What is asked => Give back all the data exactly, line by line.

The records =>

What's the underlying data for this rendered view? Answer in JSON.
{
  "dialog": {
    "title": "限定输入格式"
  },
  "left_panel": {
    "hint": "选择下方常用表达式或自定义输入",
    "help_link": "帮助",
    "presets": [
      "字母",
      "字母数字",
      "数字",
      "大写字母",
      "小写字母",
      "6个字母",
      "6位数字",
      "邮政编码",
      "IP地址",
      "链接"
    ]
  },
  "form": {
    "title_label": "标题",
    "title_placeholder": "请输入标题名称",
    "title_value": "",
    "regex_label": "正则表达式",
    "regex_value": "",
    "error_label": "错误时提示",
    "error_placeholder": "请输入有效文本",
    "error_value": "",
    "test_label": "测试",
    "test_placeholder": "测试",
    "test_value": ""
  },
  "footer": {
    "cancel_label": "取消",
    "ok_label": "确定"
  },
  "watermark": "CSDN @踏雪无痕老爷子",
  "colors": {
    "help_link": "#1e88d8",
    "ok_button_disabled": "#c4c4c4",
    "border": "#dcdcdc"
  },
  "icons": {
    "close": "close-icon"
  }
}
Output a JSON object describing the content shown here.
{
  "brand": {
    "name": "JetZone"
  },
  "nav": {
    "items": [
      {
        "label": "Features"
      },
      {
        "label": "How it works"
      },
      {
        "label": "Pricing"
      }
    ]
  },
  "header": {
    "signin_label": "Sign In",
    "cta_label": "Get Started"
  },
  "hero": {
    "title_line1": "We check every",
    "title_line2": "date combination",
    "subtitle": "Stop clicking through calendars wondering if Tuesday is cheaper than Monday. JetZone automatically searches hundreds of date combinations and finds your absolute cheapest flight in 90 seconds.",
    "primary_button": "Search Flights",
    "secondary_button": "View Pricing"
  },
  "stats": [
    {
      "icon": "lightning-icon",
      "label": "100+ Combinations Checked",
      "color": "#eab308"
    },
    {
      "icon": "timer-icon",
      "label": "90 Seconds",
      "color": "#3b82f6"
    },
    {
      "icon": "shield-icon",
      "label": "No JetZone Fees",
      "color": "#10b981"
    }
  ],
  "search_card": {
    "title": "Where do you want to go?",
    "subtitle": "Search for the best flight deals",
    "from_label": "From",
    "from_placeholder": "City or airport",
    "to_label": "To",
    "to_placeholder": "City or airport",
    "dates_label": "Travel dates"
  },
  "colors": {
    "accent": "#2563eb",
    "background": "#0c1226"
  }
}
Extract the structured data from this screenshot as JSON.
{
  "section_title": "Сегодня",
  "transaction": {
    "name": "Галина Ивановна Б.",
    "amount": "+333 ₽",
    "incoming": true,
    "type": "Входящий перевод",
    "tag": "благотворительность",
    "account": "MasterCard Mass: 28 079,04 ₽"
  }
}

Exercise solution =>
What's the underlying data for this rendered view? Answer in JSON.
{
  "dialog": {
    "title": "限定输入格式"
  },
  "left_panel": {
    "hint": "选择下方常用表达式或自定义输入",
    "help_link": "帮助",
    "presets": [
      "字母",
      "字母数字",
      "数字",
      "大写字母",
      "小写字母",
      "6个字母",
      "6位数字",
      "邮政编码",
      "IP地址",
      "链接"
    ]
  },
  "form": {
    "title_label": "标题",
    "title_placeholder": "请输入标题名称",
    "title_value": "",
    "regex_label": "正则表达式",
    "regex_value": "",
    "error_label": "错误时提示",
    "error_placeholder": "请输入有效文本",
    "error_value": "",
    "test_label": "测试",
    "test_placeholder": "测试",
    "test_value": ""
  },
  "footer": {
    "cancel_label": "取消",
    "ok_label": "确定"
  },
  "watermark": "CSDN @踏雪无痕老爷子",
  "colors": {
    "help_link": "#1e88d8",
    "ok_button_disabled": "#c4c4c4",
    "border": "#dcdcdc"
  },
  "icons": {
    "close": "close-icon"
  }
}
Output a JSON object describing the content shown here.
{
  "brand": {
    "name": "JetZone"
  },
  "nav": {
    "items": [
      {
        "label": "Features"
      },
      {
        "label": "How it works"
      },
      {
        "label": "Pricing"
      }
    ]
  },
  "header": {
    "signin_label": "Sign In",
    "cta_label": "Get Started"
  },
  "hero": {
    "title_line1": "We check every",
    "title_line2": "date combination",
    "subtitle": "Stop clicking through calendars wondering if Tuesday is cheaper than Monday. JetZone automatically searches hundreds of date combinations and finds your absolute cheapest flight in 90 seconds.",
    "primary_button": "Search Flights",
    "secondary_button": "View Pricing"
  },
  "stats": [
    {
      "icon": "lightning-icon",
      "label": "100+ Combinations Checked",
      "color": "#eab308"
    },
    {
      "icon": "timer-icon",
      "label": "90 Seconds",
      "color": "#3b82f6"
    },
    {
      "icon": "shield-icon",
      "label": "No JetZone Fees",
      "color": "#10b981"
    }
  ],
  "search_card": {
    "title": "Where do you want to go?",
    "subtitle": "Search for the best flight deals",
    "from_label": "From",
    "from_placeholder": "City or airport",
    "to_label": "To",
    "to_placeholder": "City or airport",
    "dates_label": "Travel dates"
  },
  "colors": {
    "accent": "#2563eb",
    "background": "#0c1226"
  }
}
Extract the structured data from this screenshot as JSON.
{
  "section_title": "Сегодня",
  "transaction": {
    "name": "Галина Ивановна Б.",
    "amount": "+333 ₽",
    "incoming": true,
    "type": "Входящий перевод",
    "tag": "благотворительность",
    "account": "MasterCard Mass: 28 079,04 ₽"
  }
}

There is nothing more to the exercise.